What this task involves ▸
Gather every line in the records below that contains the word "Carolina".
----
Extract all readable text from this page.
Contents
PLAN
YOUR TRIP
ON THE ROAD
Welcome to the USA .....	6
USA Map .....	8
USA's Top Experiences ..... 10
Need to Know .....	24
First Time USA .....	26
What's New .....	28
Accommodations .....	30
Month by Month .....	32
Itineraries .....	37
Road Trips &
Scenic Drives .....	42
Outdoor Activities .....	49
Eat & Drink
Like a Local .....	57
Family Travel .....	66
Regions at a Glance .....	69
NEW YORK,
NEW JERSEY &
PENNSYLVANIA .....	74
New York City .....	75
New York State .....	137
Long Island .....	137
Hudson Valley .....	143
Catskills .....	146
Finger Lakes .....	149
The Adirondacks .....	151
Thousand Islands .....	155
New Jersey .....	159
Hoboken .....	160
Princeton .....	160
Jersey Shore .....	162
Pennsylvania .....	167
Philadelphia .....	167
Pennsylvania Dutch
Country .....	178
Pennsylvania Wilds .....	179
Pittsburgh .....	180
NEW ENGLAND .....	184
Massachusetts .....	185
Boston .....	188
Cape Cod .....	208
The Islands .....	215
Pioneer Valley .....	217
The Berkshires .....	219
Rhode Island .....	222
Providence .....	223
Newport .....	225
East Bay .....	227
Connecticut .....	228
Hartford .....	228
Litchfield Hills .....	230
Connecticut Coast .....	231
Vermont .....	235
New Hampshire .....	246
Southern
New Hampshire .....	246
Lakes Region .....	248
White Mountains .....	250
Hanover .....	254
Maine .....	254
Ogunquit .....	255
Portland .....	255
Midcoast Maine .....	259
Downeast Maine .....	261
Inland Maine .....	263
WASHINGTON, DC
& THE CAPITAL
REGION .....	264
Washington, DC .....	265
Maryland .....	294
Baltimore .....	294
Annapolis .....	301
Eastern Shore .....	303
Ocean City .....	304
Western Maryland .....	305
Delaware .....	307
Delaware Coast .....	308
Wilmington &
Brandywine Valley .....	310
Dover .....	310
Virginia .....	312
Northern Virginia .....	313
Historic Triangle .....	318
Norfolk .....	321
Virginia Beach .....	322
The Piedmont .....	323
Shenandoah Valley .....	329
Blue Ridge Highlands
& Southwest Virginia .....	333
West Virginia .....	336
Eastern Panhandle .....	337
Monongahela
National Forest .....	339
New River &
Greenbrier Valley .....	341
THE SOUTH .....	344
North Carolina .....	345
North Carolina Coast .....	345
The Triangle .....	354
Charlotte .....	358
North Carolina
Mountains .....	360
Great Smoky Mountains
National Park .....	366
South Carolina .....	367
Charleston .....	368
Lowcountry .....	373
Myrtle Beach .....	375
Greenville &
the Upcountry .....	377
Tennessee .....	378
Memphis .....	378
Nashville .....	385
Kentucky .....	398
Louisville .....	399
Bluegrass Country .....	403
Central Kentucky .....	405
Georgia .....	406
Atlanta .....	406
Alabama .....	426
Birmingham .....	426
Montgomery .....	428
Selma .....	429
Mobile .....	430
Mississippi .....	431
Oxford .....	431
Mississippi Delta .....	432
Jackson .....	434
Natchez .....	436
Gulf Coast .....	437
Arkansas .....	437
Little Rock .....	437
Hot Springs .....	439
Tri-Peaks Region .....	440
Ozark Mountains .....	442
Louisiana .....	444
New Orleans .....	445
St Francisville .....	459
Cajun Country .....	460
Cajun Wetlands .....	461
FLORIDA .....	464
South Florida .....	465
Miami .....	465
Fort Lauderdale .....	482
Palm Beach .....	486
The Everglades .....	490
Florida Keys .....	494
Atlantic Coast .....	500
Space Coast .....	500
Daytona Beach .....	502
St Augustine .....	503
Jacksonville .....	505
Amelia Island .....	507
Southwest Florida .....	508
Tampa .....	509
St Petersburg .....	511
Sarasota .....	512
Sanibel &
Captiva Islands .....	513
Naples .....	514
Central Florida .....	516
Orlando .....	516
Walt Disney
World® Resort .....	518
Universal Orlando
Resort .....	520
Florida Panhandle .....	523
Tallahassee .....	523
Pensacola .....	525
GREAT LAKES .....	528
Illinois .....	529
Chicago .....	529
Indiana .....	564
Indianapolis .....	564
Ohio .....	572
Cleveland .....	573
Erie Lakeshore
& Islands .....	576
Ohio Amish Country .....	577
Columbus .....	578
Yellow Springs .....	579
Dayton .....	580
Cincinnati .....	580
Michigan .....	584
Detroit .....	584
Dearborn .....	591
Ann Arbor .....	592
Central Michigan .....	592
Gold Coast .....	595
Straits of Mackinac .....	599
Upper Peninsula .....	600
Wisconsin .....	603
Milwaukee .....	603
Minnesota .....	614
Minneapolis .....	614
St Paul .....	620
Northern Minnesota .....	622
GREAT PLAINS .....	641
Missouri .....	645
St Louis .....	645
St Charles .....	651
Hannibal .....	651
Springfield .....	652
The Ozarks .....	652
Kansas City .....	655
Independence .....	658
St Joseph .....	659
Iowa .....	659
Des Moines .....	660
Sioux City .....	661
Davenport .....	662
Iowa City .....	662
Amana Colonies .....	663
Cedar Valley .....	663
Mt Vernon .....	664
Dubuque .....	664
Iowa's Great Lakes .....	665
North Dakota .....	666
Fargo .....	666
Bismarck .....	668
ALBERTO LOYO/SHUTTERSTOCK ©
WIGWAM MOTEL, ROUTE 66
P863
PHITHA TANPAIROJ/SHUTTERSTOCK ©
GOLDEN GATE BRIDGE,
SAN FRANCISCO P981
----
Problem solution ▸
North Carolina .....	345
North Carolina Coast .....	345
North Carolina
South Carolina .....	367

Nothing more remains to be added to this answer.